= Task to carry out =
Give the material once more, word for word, without any images.

# Start of Records supplied

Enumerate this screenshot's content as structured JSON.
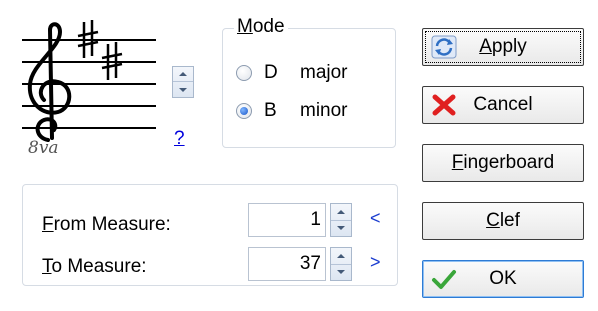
{
  "key_signature": {
    "clef": "treble-8va-bassa",
    "octave_marking": "8va",
    "help_label": "?"
  },
  "mode_group": {
    "legend_prefix": "M",
    "legend_rest": "ode",
    "options": [
      {
        "key": "D",
        "mode": "major",
        "checked": false
      },
      {
        "key": "B",
        "mode": "minor",
        "checked": true
      }
    ]
  },
  "measures": {
    "from_label_u": "F",
    "from_label_rest": "rom Measure:",
    "from_value": "1",
    "from_arrow": "<",
    "to_label_u": "T",
    "to_label_rest": "o Measure:",
    "to_value": "37",
    "to_arrow": ">"
  },
  "buttons": {
    "apply_u": "A",
    "apply_rest": "pply",
    "cancel": "Cancel",
    "fingerboard_u": "F",
    "fingerboard_rest": "ingerboard",
    "clef_u": "C",
    "clef_rest": "lef",
    "ok": "OK"
  },
  "icons": {
    "apply": "refresh-icon",
    "cancel": "red-x-icon",
    "ok": "green-check-icon"
  },
  "colors": {
    "link": "#0000dd",
    "arrow": "#1a3ccf",
    "cancel_x": "#e02020",
    "ok_check": "#3aa63a"
  }
}
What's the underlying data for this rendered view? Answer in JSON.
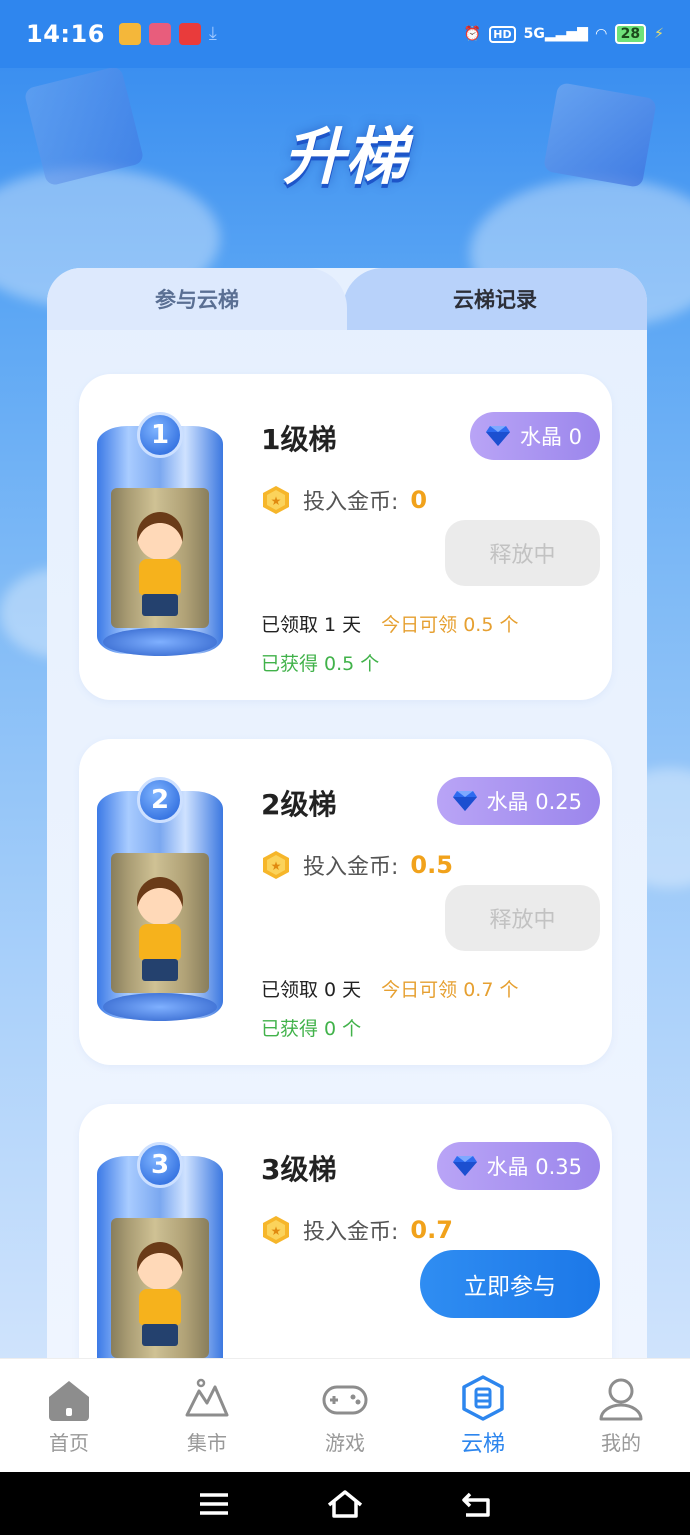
{
  "status_bar": {
    "time": "14:16",
    "network": "5G",
    "hd": "HD",
    "battery": "28"
  },
  "hero": {
    "title": "升梯"
  },
  "tabs": [
    {
      "label": "参与云梯",
      "active": true
    },
    {
      "label": "云梯记录",
      "active": false
    }
  ],
  "cards": [
    {
      "badge": "1",
      "level": "1级梯",
      "crystal": "水晶 0",
      "coin_label": "投入金币:",
      "coin_value": "0",
      "button": "释放中",
      "claimed": "已领取 1 天",
      "today": "今日可领 0.5 个",
      "earned": "已获得 0.5 个"
    },
    {
      "badge": "2",
      "level": "2级梯",
      "crystal": "水晶 0.25",
      "coin_label": "投入金币:",
      "coin_value": "0.5",
      "button": "释放中",
      "claimed": "已领取 0 天",
      "today": "今日可领 0.7 个",
      "earned": "已获得 0 个"
    },
    {
      "badge": "3",
      "level": "3级梯",
      "crystal": "水晶 0.35",
      "coin_label": "投入金币:",
      "coin_value": "0.7",
      "button": "立即参与"
    }
  ],
  "bottom_nav": [
    {
      "label": "首页",
      "icon": "home-icon",
      "active": false
    },
    {
      "label": "集市",
      "icon": "market-icon",
      "active": false
    },
    {
      "label": "游戏",
      "icon": "gamepad-icon",
      "active": false
    },
    {
      "label": "云梯",
      "icon": "ladder-icon",
      "active": true
    },
    {
      "label": "我的",
      "icon": "profile-icon",
      "active": false
    }
  ],
  "colors": {
    "accent": "#2d86ee",
    "coin": "#f1a21b",
    "earned": "#41b24a",
    "today": "#e6a031",
    "crystal_pill": "#a793ef"
  }
}
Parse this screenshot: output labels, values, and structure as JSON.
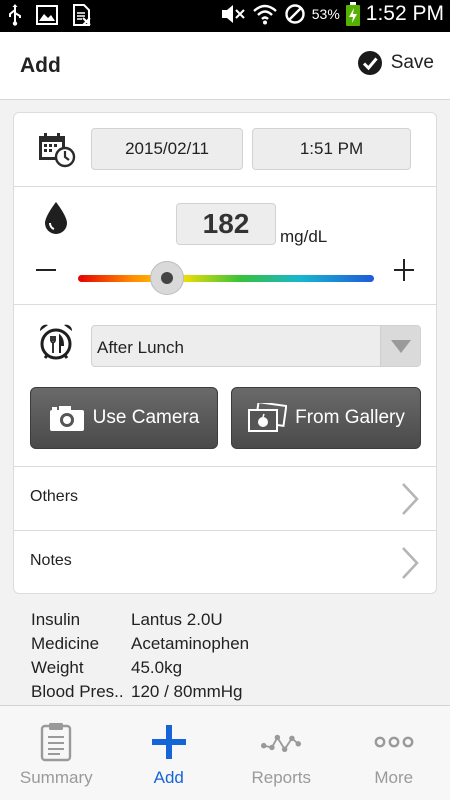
{
  "status_bar": {
    "battery": "53%",
    "time": "1:52 PM"
  },
  "header": {
    "title": "Add",
    "save_label": "Save"
  },
  "entry": {
    "date": "2015/02/11",
    "time": "1:51 PM",
    "glucose_value": "182",
    "glucose_unit": "mg/dL",
    "slider_level": 0.3,
    "meal_selected": "After Lunch",
    "camera_label": "Use Camera",
    "gallery_label": "From Gallery",
    "others_label": "Others",
    "notes_label": "Notes"
  },
  "details": [
    {
      "key": "Insulin",
      "value": "Lantus 2.0U"
    },
    {
      "key": "Medicine",
      "value": "Acetaminophen"
    },
    {
      "key": "Weight",
      "value": "45.0kg"
    },
    {
      "key": "Blood Pres..",
      "value": "120 / 80mmHg"
    }
  ],
  "nav": [
    {
      "label": "Summary",
      "icon": "clipboard-icon",
      "active": false
    },
    {
      "label": "Add",
      "icon": "plus-icon",
      "active": true
    },
    {
      "label": "Reports",
      "icon": "chart-icon",
      "active": false
    },
    {
      "label": "More",
      "icon": "more-dots-icon",
      "active": false
    }
  ],
  "colors": {
    "accent": "#1565d8",
    "button_dark": "#555555",
    "inactive_nav": "#9a9a9a"
  }
}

# End of Records supplied

= Complete response =
Enumerate this screenshot's content as structured JSON.
{
  "key_signature": {
    "clef": "treble-8va-bassa",
    "octave_marking": "8va",
    "help_label": "?"
  },
  "mode_group": {
    "legend_prefix": "M",
    "legend_rest": "ode",
    "options": [
      {
        "key": "D",
        "mode": "major",
        "checked": false
      },
      {
        "key": "B",
        "mode": "minor",
        "checked": true
      }
    ]
  },
  "measures": {
    "from_label_u": "F",
    "from_label_rest": "rom Measure:",
    "from_value": "1",
    "from_arrow": "<",
    "to_label_u": "T",
    "to_label_rest": "o Measure:",
    "to_value": "37",
    "to_arrow": ">"
  },
  "buttons": {
    "apply_u": "A",
    "apply_rest": "pply",
    "cancel": "Cancel",
    "fingerboard_u": "F",
    "fingerboard_rest": "ingerboard",
    "clef_u": "C",
    "clef_rest": "lef",
    "ok": "OK"
  },
  "icons": {
    "apply": "refresh-icon",
    "cancel": "red-x-icon",
    "ok": "green-check-icon"
  },
  "colors": {
    "link": "#0000dd",
    "arrow": "#1a3ccf",
    "cancel_x": "#e02020",
    "ok_check": "#3aa63a"
  }
}
What's the underlying data for this rendered view? Answer in JSON.
{
  "status_bar": {
    "time": "14:16",
    "network": "5G",
    "hd": "HD",
    "battery": "28"
  },
  "hero": {
    "title": "升梯"
  },
  "tabs": [
    {
      "label": "参与云梯",
      "active": true
    },
    {
      "label": "云梯记录",
      "active": false
    }
  ],
  "cards": [
    {
      "badge": "1",
      "level": "1级梯",
      "crystal": "水晶 0",
      "coin_label": "投入金币:",
      "coin_value": "0",
      "button": "释放中",
      "claimed": "已领取 1 天",
      "today": "今日可领 0.5 个",
      "earned": "已获得 0.5 个"
    },
    {
      "badge": "2",
      "level": "2级梯",
      "crystal": "水晶 0.25",
      "coin_label": "投入金币:",
      "coin_value": "0.5",
      "button": "释放中",
      "claimed": "已领取 0 天",
      "today": "今日可领 0.7 个",
      "earned": "已获得 0 个"
    },
    {
      "badge": "3",
      "level": "3级梯",
      "crystal": "水晶 0.35",
      "coin_label": "投入金币:",
      "coin_value": "0.7",
      "button": "立即参与"
    }
  ],
  "bottom_nav": [
    {
      "label": "首页",
      "icon": "home-icon",
      "active": false
    },
    {
      "label": "集市",
      "icon": "market-icon",
      "active": false
    },
    {
      "label": "游戏",
      "icon": "gamepad-icon",
      "active": false
    },
    {
      "label": "云梯",
      "icon": "ladder-icon",
      "active": true
    },
    {
      "label": "我的",
      "icon": "profile-icon",
      "active": false
    }
  ],
  "colors": {
    "accent": "#2d86ee",
    "coin": "#f1a21b",
    "earned": "#41b24a",
    "today": "#e6a031",
    "crystal_pill": "#a793ef"
  }
}
Parse this screenshot: output labels, values, and structure as JSON.
{
  "status_bar": {
    "battery": "53%",
    "time": "1:52 PM"
  },
  "header": {
    "title": "Add",
    "save_label": "Save"
  },
  "entry": {
    "date": "2015/02/11",
    "time": "1:51 PM",
    "glucose_value": "182",
    "glucose_unit": "mg/dL",
    "slider_level": 0.3,
    "meal_selected": "After Lunch",
    "camera_label": "Use Camera",
    "gallery_label": "From Gallery",
    "others_label": "Others",
    "notes_label": "Notes"
  },
  "details": [
    {
      "key": "Insulin",
      "value": "Lantus 2.0U"
    },
    {
      "key": "Medicine",
      "value": "Acetaminophen"
    },
    {
      "key": "Weight",
      "value": "45.0kg"
    },
    {
      "key": "Blood Pres..",
      "value": "120 / 80mmHg"
    }
  ],
  "nav": [
    {
      "label": "Summary",
      "icon": "clipboard-icon",
      "active": false
    },
    {
      "label": "Add",
      "icon": "plus-icon",
      "active": true
    },
    {
      "label": "Reports",
      "icon": "chart-icon",
      "active": false
    },
    {
      "label": "More",
      "icon": "more-dots-icon",
      "active": false
    }
  ],
  "colors": {
    "accent": "#1565d8",
    "button_dark": "#555555",
    "inactive_nav": "#9a9a9a"
  }
}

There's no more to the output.